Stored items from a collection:
--- Start ---
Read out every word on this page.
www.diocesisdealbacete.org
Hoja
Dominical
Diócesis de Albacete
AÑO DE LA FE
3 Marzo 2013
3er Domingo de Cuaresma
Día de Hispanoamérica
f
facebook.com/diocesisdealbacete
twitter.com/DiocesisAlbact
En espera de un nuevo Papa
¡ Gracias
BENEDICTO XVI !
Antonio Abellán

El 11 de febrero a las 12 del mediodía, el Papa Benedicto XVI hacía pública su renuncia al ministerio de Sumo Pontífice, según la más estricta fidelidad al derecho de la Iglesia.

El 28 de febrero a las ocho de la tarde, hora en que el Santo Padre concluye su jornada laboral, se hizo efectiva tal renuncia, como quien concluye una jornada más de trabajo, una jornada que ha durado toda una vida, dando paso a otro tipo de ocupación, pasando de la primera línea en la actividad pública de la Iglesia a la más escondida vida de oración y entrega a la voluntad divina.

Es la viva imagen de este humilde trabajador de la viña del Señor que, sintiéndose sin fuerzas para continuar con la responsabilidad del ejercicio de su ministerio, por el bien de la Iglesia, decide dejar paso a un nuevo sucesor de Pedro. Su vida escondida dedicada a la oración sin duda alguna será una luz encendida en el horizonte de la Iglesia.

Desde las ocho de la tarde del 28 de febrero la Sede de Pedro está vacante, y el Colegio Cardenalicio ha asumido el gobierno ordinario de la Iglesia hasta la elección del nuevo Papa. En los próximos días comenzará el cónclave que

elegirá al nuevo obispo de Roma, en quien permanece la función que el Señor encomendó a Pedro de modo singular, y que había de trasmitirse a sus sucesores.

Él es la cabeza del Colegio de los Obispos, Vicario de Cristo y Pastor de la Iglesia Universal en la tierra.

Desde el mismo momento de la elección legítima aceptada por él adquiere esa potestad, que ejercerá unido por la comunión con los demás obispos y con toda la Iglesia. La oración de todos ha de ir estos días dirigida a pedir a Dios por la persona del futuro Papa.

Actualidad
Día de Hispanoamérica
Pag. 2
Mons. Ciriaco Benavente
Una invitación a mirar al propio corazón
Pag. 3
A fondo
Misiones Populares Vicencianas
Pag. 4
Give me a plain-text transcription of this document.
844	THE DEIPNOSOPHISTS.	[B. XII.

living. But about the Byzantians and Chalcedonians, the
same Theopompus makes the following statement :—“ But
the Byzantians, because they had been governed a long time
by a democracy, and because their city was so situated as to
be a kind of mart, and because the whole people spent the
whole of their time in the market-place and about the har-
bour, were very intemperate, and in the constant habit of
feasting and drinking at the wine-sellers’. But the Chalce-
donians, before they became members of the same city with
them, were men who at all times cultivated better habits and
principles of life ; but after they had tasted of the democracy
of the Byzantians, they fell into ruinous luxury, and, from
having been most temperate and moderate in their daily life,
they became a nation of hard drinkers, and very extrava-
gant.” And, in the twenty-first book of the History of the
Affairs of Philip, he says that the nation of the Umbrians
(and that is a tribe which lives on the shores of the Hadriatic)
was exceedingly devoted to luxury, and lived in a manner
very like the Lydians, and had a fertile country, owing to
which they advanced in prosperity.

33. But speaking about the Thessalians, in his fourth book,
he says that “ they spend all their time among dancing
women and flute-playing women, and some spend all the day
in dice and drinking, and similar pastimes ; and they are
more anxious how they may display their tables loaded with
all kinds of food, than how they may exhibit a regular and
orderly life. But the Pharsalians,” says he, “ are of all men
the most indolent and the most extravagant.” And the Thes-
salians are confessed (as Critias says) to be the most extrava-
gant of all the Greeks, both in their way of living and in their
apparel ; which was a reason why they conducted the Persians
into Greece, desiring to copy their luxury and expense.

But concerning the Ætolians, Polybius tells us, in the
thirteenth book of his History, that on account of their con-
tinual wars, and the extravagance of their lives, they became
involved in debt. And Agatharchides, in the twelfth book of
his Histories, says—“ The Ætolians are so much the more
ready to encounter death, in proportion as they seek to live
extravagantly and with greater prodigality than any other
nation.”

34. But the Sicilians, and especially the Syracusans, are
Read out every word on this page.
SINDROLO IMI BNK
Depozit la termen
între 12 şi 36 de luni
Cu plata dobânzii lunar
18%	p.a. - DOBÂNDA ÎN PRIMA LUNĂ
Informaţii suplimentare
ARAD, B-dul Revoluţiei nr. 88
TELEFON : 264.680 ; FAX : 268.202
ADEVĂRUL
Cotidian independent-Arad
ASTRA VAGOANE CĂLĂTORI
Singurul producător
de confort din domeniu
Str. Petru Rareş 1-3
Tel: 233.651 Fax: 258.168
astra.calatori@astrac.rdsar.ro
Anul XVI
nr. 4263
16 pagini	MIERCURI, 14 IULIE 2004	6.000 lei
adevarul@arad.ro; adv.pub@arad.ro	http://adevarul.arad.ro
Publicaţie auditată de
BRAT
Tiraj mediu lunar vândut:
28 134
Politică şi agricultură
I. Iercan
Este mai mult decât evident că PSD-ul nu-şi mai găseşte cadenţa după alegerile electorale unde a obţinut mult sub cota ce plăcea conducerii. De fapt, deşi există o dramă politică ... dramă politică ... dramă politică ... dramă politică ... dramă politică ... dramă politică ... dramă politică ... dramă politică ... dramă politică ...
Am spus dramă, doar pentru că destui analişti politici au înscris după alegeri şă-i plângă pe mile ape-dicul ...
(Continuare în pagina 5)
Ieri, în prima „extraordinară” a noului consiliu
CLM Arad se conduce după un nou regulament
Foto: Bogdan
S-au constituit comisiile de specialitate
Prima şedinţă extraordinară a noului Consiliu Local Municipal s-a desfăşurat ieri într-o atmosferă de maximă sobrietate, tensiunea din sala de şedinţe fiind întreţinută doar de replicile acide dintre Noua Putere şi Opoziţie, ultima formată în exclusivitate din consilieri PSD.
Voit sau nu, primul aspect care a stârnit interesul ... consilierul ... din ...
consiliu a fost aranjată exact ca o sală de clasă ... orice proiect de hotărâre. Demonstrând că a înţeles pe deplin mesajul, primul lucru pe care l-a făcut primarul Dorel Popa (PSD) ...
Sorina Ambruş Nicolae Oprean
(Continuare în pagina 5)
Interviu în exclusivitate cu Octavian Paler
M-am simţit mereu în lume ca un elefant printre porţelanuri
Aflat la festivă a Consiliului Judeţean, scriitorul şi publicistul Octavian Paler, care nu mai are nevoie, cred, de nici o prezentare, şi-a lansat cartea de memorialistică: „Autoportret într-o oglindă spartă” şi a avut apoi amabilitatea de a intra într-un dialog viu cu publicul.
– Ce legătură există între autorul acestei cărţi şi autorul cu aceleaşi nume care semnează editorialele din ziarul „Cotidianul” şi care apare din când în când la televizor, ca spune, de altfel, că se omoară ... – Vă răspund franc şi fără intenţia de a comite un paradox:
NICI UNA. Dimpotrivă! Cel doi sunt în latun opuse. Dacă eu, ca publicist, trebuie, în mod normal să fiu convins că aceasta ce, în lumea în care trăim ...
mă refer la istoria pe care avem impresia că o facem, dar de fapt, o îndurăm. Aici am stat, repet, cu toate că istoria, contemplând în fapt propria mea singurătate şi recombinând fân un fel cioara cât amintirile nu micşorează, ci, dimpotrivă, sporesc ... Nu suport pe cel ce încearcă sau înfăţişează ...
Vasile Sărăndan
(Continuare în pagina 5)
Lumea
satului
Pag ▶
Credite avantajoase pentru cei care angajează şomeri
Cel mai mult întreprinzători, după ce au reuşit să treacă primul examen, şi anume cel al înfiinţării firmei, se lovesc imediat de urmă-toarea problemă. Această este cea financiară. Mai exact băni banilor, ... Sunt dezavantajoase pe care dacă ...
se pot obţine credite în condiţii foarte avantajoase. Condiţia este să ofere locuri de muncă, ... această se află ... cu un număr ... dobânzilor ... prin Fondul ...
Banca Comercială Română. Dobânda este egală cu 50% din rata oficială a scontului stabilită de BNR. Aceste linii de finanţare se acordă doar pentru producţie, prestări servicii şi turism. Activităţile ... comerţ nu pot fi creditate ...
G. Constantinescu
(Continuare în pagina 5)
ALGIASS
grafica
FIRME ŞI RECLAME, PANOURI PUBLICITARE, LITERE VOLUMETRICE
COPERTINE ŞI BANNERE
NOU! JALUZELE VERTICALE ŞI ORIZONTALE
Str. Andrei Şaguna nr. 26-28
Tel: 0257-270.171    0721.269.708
--- End ---
## Given instruction
From the data above, copy each line that has the string "días".

## Full output
Desde las ocho de la tarde del 28 de febrero la Sede de Pedro está vacante, y el Colegio Cardenalicio ha asumido el gobierno ordinario de la Iglesia hasta la elección del nuevo Papa. En los próximos días comenzará el cónclave que
Desde el mismo momento de la elección legítima aceptada por él adquiere esa potestad, que ejercerá unido por la comunión con los demás obispos y con toda la Iglesia. La oración de todos ha de ir estos días dirigida a pedir a Dios por la persona del futuro Papa.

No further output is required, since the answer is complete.